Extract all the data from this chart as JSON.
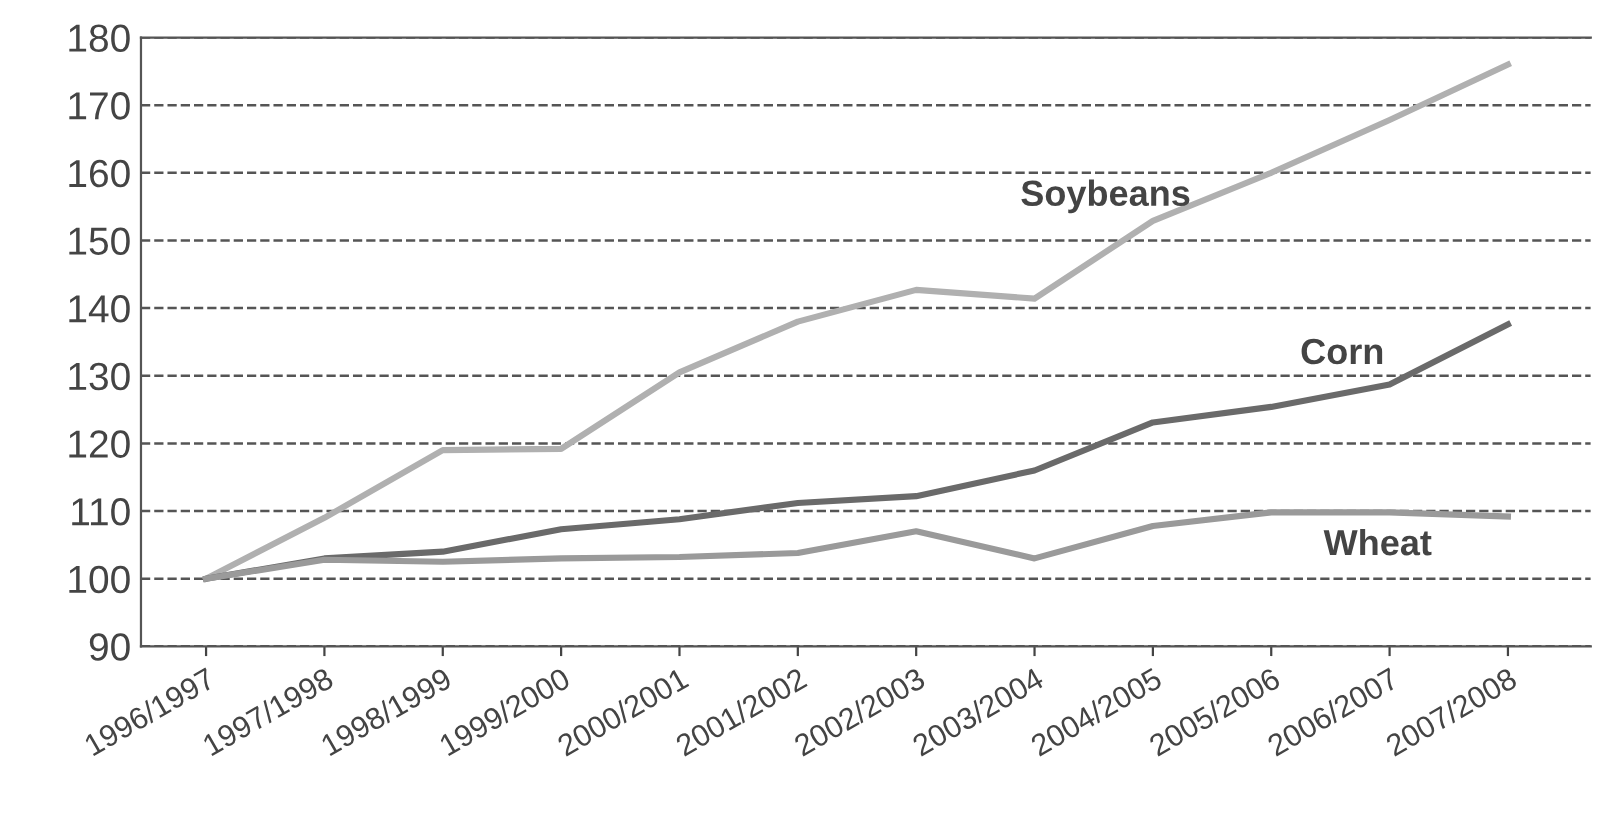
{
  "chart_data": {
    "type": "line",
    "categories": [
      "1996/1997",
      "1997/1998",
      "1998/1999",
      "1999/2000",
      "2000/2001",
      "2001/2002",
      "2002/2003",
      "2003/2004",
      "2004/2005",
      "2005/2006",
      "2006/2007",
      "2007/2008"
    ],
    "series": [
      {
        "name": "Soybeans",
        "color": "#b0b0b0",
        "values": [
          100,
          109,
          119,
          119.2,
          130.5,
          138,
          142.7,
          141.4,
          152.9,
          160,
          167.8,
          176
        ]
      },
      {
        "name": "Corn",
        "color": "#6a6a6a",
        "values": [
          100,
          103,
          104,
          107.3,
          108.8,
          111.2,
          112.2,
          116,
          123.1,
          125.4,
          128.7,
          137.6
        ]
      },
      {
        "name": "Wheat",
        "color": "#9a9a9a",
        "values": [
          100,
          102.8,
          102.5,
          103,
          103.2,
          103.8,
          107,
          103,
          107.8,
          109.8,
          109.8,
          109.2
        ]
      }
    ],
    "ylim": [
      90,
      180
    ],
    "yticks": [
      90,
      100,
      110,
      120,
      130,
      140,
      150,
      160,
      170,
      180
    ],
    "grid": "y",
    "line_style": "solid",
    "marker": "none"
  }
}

──────

- **What to work on**
Quote the records in their entirety, keeping the wording exact and excluding pictures.

- **Solution**
Extract all the data from this chart as JSON.
{
  "chart_data": {
    "type": "line",
    "categories": [
      "1996/1997",
      "1997/1998",
      "1998/1999",
      "1999/2000",
      "2000/2001",
      "2001/2002",
      "2002/2003",
      "2003/2004",
      "2004/2005",
      "2005/2006",
      "2006/2007",
      "2007/2008"
    ],
    "series": [
      {
        "name": "Soybeans",
        "color": "#b0b0b0",
        "values": [
          100,
          109,
          119,
          119.2,
          130.5,
          138,
          142.7,
          141.4,
          152.9,
          160,
          167.8,
          176
        ]
      },
      {
        "name": "Corn",
        "color": "#6a6a6a",
        "values": [
          100,
          103,
          104,
          107.3,
          108.8,
          111.2,
          112.2,
          116,
          123.1,
          125.4,
          128.7,
          137.6
        ]
      },
      {
        "name": "Wheat",
        "color": "#9a9a9a",
        "values": [
          100,
          102.8,
          102.5,
          103,
          103.2,
          103.8,
          107,
          103,
          107.8,
          109.8,
          109.8,
          109.2
        ]
      }
    ],
    "ylim": [
      90,
      180
    ],
    "yticks": [
      90,
      100,
      110,
      120,
      130,
      140,
      150,
      160,
      170,
      180
    ],
    "grid": "y",
    "line_style": "solid",
    "marker": "none"
  }
}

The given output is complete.